* AIM OF THE TASK *
From the entries below, pull out each line where "legend" appears.

* EXTRACTED DATA *
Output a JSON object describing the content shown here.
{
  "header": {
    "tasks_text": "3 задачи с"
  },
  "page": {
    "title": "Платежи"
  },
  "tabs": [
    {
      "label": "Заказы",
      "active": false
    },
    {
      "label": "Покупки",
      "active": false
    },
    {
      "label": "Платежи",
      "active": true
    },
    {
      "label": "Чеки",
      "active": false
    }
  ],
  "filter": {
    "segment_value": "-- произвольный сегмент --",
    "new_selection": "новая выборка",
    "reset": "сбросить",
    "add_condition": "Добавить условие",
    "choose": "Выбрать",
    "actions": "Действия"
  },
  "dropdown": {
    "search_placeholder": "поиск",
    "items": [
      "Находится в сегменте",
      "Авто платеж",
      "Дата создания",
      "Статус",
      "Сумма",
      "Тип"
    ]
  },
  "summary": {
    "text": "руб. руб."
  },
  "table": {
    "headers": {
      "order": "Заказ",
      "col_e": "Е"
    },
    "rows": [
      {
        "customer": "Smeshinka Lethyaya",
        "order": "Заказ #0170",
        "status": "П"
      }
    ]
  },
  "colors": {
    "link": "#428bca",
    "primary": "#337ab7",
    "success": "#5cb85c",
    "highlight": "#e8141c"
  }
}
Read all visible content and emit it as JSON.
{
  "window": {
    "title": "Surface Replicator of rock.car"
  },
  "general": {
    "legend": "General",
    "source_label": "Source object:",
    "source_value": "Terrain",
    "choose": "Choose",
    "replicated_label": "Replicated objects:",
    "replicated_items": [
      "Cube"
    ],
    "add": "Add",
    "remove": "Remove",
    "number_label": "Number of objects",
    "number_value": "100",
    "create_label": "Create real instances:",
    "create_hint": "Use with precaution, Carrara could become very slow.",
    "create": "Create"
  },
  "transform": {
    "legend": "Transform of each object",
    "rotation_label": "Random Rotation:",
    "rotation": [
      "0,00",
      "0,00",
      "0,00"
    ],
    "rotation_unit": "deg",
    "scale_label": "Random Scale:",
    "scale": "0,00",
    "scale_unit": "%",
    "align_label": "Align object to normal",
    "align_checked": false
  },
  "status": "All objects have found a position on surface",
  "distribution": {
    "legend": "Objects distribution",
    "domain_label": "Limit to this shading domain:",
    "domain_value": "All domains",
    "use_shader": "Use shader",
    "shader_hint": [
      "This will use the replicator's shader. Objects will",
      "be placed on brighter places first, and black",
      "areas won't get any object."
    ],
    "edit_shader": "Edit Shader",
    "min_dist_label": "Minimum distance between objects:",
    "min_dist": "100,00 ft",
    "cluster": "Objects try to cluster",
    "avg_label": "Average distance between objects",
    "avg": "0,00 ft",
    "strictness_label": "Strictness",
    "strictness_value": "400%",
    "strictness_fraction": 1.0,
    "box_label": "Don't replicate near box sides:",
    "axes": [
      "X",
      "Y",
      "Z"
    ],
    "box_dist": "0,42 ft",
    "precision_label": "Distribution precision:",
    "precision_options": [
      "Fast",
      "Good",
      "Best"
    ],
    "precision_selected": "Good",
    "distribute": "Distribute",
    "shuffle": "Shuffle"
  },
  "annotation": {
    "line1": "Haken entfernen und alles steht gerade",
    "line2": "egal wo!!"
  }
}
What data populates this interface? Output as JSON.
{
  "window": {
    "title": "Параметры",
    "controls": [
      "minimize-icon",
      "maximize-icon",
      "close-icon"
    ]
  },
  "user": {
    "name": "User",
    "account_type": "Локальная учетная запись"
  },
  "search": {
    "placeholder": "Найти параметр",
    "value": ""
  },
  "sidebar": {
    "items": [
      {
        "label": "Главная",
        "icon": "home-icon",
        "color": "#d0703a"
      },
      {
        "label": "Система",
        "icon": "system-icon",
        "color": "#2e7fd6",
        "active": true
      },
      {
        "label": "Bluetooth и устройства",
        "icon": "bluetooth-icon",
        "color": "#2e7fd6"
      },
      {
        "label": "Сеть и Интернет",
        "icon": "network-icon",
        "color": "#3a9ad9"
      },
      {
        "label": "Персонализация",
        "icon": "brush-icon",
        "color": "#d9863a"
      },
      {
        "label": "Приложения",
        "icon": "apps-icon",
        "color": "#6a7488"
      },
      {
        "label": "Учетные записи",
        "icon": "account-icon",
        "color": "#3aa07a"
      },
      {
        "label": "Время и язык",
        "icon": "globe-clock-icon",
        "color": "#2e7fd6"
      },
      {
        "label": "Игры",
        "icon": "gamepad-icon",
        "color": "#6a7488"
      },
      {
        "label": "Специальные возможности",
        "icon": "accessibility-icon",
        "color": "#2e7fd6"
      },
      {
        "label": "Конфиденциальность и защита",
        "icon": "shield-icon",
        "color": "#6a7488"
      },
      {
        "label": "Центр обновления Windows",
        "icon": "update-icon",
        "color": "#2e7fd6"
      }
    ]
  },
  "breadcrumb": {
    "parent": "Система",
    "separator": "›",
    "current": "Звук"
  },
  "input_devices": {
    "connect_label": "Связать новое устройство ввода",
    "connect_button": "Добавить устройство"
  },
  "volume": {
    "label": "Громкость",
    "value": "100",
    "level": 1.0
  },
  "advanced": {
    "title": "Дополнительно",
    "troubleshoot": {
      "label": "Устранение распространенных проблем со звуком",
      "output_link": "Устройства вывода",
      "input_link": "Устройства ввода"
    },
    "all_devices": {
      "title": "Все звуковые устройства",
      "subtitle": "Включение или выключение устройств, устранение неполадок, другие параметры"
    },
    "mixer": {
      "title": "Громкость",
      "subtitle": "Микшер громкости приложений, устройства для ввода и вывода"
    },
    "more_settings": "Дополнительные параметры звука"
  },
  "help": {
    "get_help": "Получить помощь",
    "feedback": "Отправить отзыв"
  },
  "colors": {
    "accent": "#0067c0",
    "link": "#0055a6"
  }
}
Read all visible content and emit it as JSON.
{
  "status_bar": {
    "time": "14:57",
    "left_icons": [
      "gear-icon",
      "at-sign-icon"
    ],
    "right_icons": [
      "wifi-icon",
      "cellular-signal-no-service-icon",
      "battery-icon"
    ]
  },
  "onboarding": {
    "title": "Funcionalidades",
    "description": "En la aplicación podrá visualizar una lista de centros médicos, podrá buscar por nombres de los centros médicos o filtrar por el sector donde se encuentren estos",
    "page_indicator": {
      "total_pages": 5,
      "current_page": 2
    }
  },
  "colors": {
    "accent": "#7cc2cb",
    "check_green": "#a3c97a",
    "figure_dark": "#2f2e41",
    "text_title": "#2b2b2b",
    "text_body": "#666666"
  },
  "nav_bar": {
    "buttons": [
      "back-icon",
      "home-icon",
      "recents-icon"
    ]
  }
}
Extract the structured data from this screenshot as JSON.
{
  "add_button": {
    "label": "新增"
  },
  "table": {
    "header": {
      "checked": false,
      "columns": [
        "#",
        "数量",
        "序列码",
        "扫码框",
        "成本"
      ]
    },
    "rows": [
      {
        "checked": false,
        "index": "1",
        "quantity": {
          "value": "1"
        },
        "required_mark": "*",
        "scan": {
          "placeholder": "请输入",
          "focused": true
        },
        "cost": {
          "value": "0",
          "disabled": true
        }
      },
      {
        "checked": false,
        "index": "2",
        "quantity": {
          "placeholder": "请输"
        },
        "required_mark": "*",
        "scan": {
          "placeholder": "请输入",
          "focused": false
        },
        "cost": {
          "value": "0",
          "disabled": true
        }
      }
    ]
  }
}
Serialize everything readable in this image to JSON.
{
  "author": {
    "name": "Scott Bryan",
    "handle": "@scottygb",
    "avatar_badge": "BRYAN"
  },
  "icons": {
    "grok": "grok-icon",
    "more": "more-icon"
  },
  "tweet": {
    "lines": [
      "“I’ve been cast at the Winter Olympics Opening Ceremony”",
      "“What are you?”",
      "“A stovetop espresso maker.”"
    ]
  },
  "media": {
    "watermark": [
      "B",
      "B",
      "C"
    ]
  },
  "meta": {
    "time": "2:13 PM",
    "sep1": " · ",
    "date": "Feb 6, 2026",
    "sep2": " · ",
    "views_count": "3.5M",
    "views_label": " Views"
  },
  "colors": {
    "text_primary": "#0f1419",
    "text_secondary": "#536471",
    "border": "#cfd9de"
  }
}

* SOLUTION BELOW *
    "legend": "General",
    "legend": "Transform of each object",
    "legend": "Objects distribution",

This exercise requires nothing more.